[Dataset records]
********
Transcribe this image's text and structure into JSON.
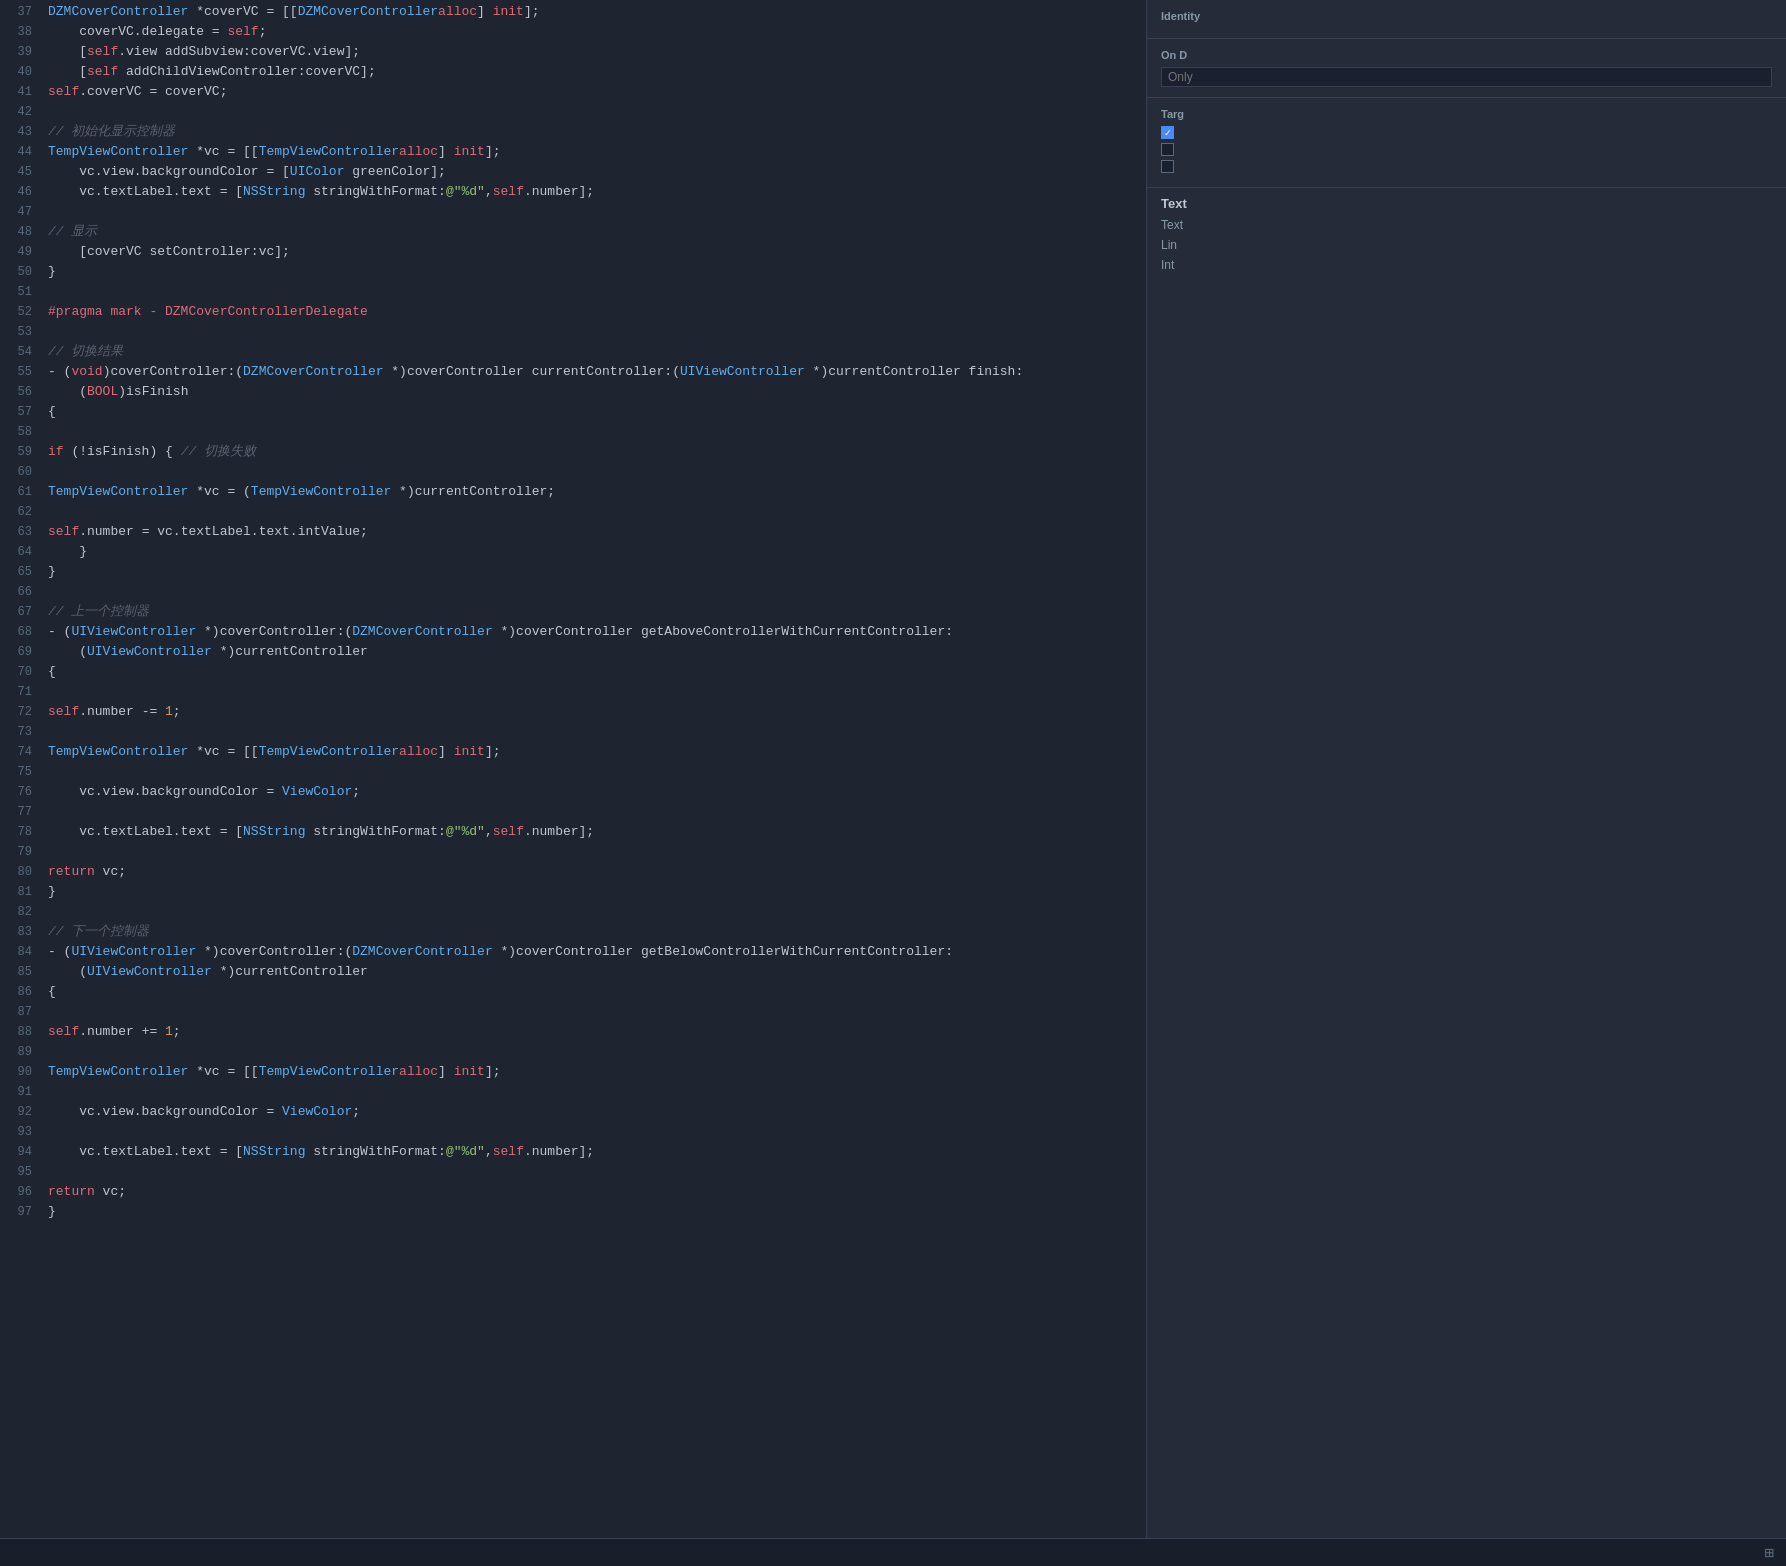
{
  "editor": {
    "lines": [
      {
        "num": "37",
        "content": [
          {
            "t": "    DZMCoverController *coverVC = [[",
            "c": "plain"
          },
          {
            "t": "DZMCoverController",
            "c": "cls"
          },
          {
            "t": " alloc] init];",
            "c": "plain"
          }
        ]
      },
      {
        "num": "38",
        "content": [
          {
            "t": "    coverVC.delegate = self;",
            "c": "plain"
          }
        ]
      },
      {
        "num": "39",
        "content": [
          {
            "t": "    [self.view addSubview:coverVC.view];",
            "c": "plain"
          }
        ]
      },
      {
        "num": "40",
        "content": [
          {
            "t": "    [self addChildViewController:coverVC];",
            "c": "plain"
          }
        ]
      },
      {
        "num": "41",
        "content": [
          {
            "t": "    self.coverVC = coverVC;",
            "c": "plain"
          }
        ]
      },
      {
        "num": "42",
        "content": []
      },
      {
        "num": "43",
        "content": [
          {
            "t": "    // 初始化显示控制器",
            "c": "comment"
          }
        ]
      },
      {
        "num": "44",
        "content": [
          {
            "t": "    TempViewController *vc = [[",
            "c": "plain"
          },
          {
            "t": "TempViewController",
            "c": "cls"
          },
          {
            "t": " alloc] init];",
            "c": "plain"
          }
        ]
      },
      {
        "num": "45",
        "content": [
          {
            "t": "    vc.view.backgroundColor = [UIColor greenColor];",
            "c": "plain"
          }
        ]
      },
      {
        "num": "46",
        "content": [
          {
            "t": "    vc.textLabel.text = [NSString stringWithFormat:@\"%d\",self.number];",
            "c": "plain"
          }
        ]
      },
      {
        "num": "47",
        "content": []
      },
      {
        "num": "48",
        "content": [
          {
            "t": "    // 显示",
            "c": "comment"
          }
        ]
      },
      {
        "num": "49",
        "content": [
          {
            "t": "    [coverVC setController:vc];",
            "c": "plain"
          }
        ]
      },
      {
        "num": "50",
        "content": [
          {
            "t": "}",
            "c": "plain"
          }
        ]
      },
      {
        "num": "51",
        "content": []
      },
      {
        "num": "52",
        "content": [
          {
            "t": "#pragma mark - DZMCoverControllerDelegate",
            "c": "pragma"
          }
        ]
      },
      {
        "num": "53",
        "content": []
      },
      {
        "num": "54",
        "content": [
          {
            "t": "// 切换结果",
            "c": "comment"
          }
        ]
      },
      {
        "num": "55",
        "content": [
          {
            "t": "- (void)coverController:(DZMCoverController *)coverController currentController:(UIViewController *)currentController finish:",
            "c": "plain"
          }
        ]
      },
      {
        "num": "56",
        "content": [
          {
            "t": "    (BOOL)isFinish",
            "c": "plain"
          }
        ]
      },
      {
        "num": "57",
        "content": [
          {
            "t": "{",
            "c": "plain"
          }
        ]
      },
      {
        "num": "58",
        "content": []
      },
      {
        "num": "59",
        "content": [
          {
            "t": "    if (!isFinish) { // 切换失败",
            "c": "plain"
          }
        ]
      },
      {
        "num": "60",
        "content": []
      },
      {
        "num": "61",
        "content": [
          {
            "t": "        TempViewController *vc = (TempViewController *)currentController;",
            "c": "plain"
          }
        ]
      },
      {
        "num": "62",
        "content": []
      },
      {
        "num": "63",
        "content": [
          {
            "t": "        self.number = vc.textLabel.text.intValue;",
            "c": "plain"
          }
        ]
      },
      {
        "num": "64",
        "content": [
          {
            "t": "    }",
            "c": "plain"
          }
        ]
      },
      {
        "num": "65",
        "content": [
          {
            "t": "}",
            "c": "plain"
          }
        ]
      },
      {
        "num": "66",
        "content": []
      },
      {
        "num": "67",
        "content": [
          {
            "t": "// 上一个控制器",
            "c": "comment"
          }
        ]
      },
      {
        "num": "68",
        "content": [
          {
            "t": "- (UIViewController *)coverController:(DZMCoverController *)coverController getAboveControllerWithCurrentController:",
            "c": "plain"
          }
        ]
      },
      {
        "num": "69",
        "content": [
          {
            "t": "    (UIViewController *)currentController",
            "c": "plain"
          }
        ]
      },
      {
        "num": "70",
        "content": [
          {
            "t": "{",
            "c": "plain"
          }
        ]
      },
      {
        "num": "71",
        "content": []
      },
      {
        "num": "72",
        "content": [
          {
            "t": "    self.number -= 1;",
            "c": "plain"
          }
        ]
      },
      {
        "num": "73",
        "content": []
      },
      {
        "num": "74",
        "content": [
          {
            "t": "    TempViewController *vc = [[TempViewController alloc] init];",
            "c": "plain"
          }
        ]
      },
      {
        "num": "75",
        "content": []
      },
      {
        "num": "76",
        "content": [
          {
            "t": "    vc.view.backgroundColor = ViewColor;",
            "c": "plain"
          }
        ]
      },
      {
        "num": "77",
        "content": []
      },
      {
        "num": "78",
        "content": [
          {
            "t": "    vc.textLabel.text = [NSString stringWithFormat:@\"%d\",self.number];",
            "c": "plain"
          }
        ]
      },
      {
        "num": "79",
        "content": []
      },
      {
        "num": "80",
        "content": [
          {
            "t": "    return vc;",
            "c": "plain"
          }
        ]
      },
      {
        "num": "81",
        "content": [
          {
            "t": "}",
            "c": "plain"
          }
        ]
      },
      {
        "num": "82",
        "content": []
      },
      {
        "num": "83",
        "content": [
          {
            "t": "// 下一个控制器",
            "c": "comment"
          }
        ]
      },
      {
        "num": "84",
        "content": [
          {
            "t": "- (UIViewController *)coverController:(DZMCoverController *)coverController getBelowControllerWithCurrentController:",
            "c": "plain"
          }
        ]
      },
      {
        "num": "85",
        "content": [
          {
            "t": "    (UIViewController *)currentController",
            "c": "plain"
          }
        ]
      },
      {
        "num": "86",
        "content": [
          {
            "t": "{",
            "c": "plain"
          }
        ]
      },
      {
        "num": "87",
        "content": []
      },
      {
        "num": "88",
        "content": [
          {
            "t": "    self.number += 1;",
            "c": "plain"
          }
        ]
      },
      {
        "num": "89",
        "content": []
      },
      {
        "num": "90",
        "content": [
          {
            "t": "    TempViewController *vc = [[TempViewController alloc] init];",
            "c": "plain"
          }
        ]
      },
      {
        "num": "91",
        "content": []
      },
      {
        "num": "92",
        "content": [
          {
            "t": "    vc.view.backgroundColor = ViewColor;",
            "c": "plain"
          }
        ]
      },
      {
        "num": "93",
        "content": []
      },
      {
        "num": "94",
        "content": [
          {
            "t": "    vc.textLabel.text = [NSString stringWithFormat:@\"%d\",self.number];",
            "c": "plain"
          }
        ]
      },
      {
        "num": "95",
        "content": []
      },
      {
        "num": "96",
        "content": [
          {
            "t": "    return vc;",
            "c": "plain"
          }
        ]
      },
      {
        "num": "97",
        "content": [
          {
            "t": "}",
            "c": "plain"
          }
        ]
      }
    ]
  },
  "right_panel": {
    "identity_section": {
      "title": "Identity",
      "label": ""
    },
    "on_demand_section": {
      "title": "On D",
      "input_placeholder": "Only"
    },
    "targets_section": {
      "title": "Targ",
      "items": [
        {
          "checked": true,
          "label": ""
        },
        {
          "checked": false,
          "label": ""
        },
        {
          "checked": false,
          "label": ""
        }
      ]
    },
    "text_section": {
      "title": "Text",
      "items": [
        {
          "label": "Text"
        },
        {
          "label": "Lin"
        },
        {
          "label": "Int"
        }
      ]
    }
  },
  "bottom_bar": {
    "grid_icon": "⊞"
  }
}
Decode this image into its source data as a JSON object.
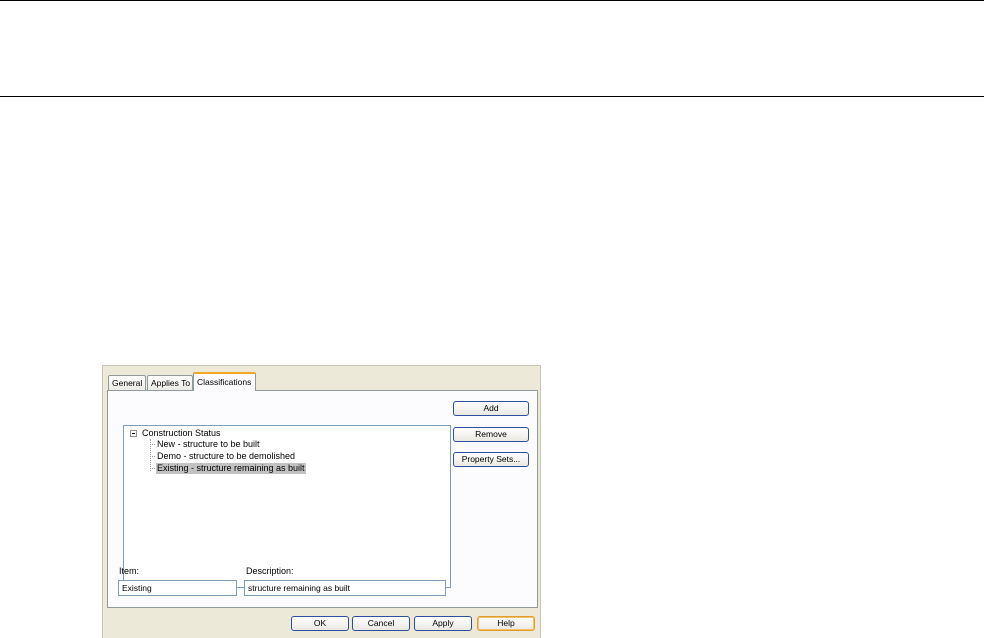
{
  "dialog": {
    "tabs": [
      "General",
      "Applies To",
      "Classifications"
    ],
    "active_tab": "Classifications",
    "tree": {
      "root": "Construction Status",
      "expander": "minus",
      "items": [
        "New - structure to be built",
        "Demo - structure to be demolished",
        "Existing - structure remaining as built"
      ],
      "selected_index": 2
    },
    "buttons": {
      "add": "Add",
      "remove": "Remove",
      "property_sets": "Property Sets..."
    },
    "item_label": "Item:",
    "item_value": "Existing",
    "description_label": "Description:",
    "description_value": "structure remaining as built",
    "footer": {
      "ok": "OK",
      "cancel": "Cancel",
      "apply": "Apply",
      "help": "Help"
    }
  },
  "colors": {
    "dialog_bg": "#ece9d8",
    "panel_bg": "#fcfcfe",
    "selection_bg": "#c2c2c2",
    "active_tab_accent": "#f5a623",
    "button_border": "#2d4f9e"
  }
}
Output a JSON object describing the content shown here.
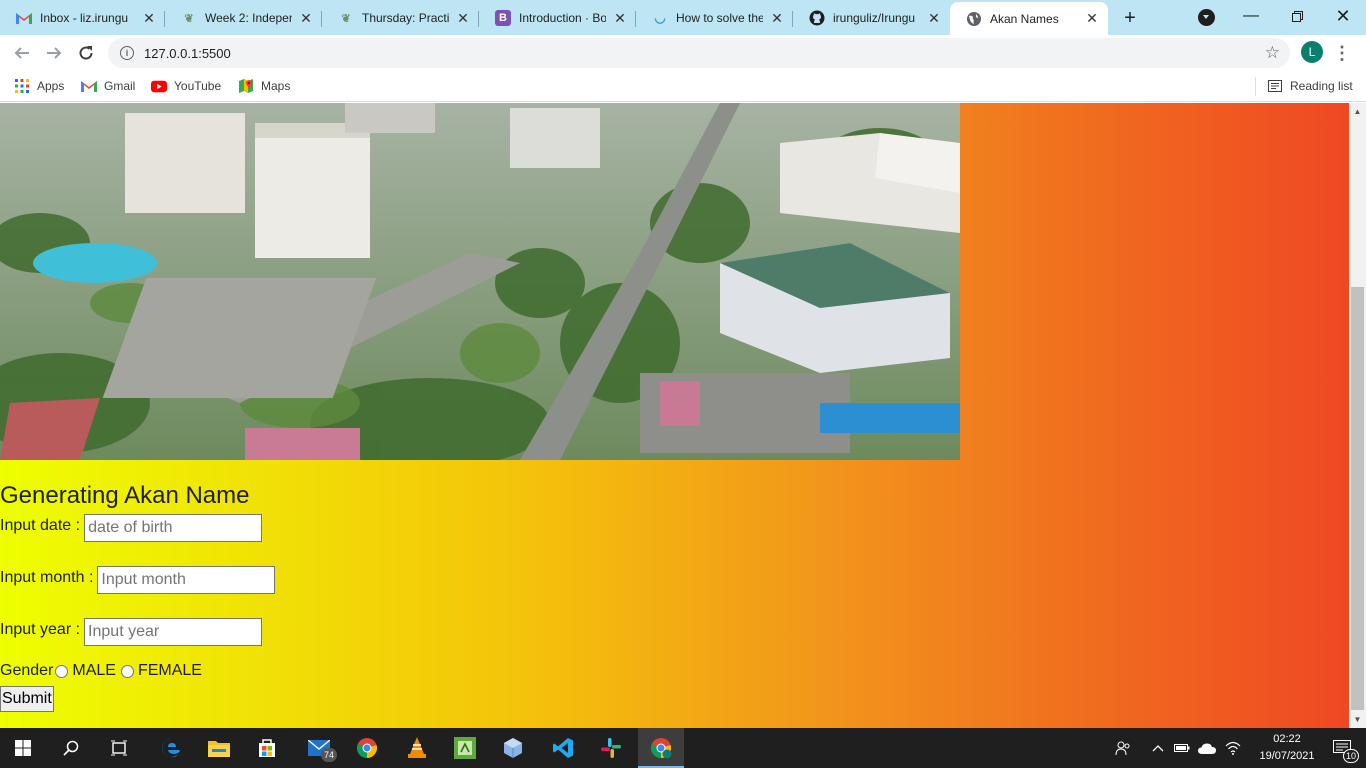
********
REQUEST — Each line from the one containing "Decode this image" through the last line of the entries above is to be extracted exactly. Pictures are not part of the copy.

SOLUTION FOR THIS EXERCISE —
Decode this image into its source data as a JSON object.
{
  "dialog": {
    "tabs": [
      "General",
      "Applies To",
      "Classifications"
    ],
    "active_tab": "Classifications",
    "tree": {
      "root": "Construction Status",
      "expander": "minus",
      "items": [
        "New - structure to be built",
        "Demo - structure to be demolished",
        "Existing - structure remaining as built"
      ],
      "selected_index": 2
    },
    "buttons": {
      "add": "Add",
      "remove": "Remove",
      "property_sets": "Property Sets..."
    },
    "item_label": "Item:",
    "item_value": "Existing",
    "description_label": "Description:",
    "description_value": "structure remaining as built",
    "footer": {
      "ok": "OK",
      "cancel": "Cancel",
      "apply": "Apply",
      "help": "Help"
    }
  },
  "colors": {
    "dialog_bg": "#ece9d8",
    "panel_bg": "#fcfcfe",
    "selection_bg": "#c2c2c2",
    "active_tab_accent": "#f5a623",
    "button_border": "#2d4f9e"
  }
}
Output a JSON object describing the content shown here.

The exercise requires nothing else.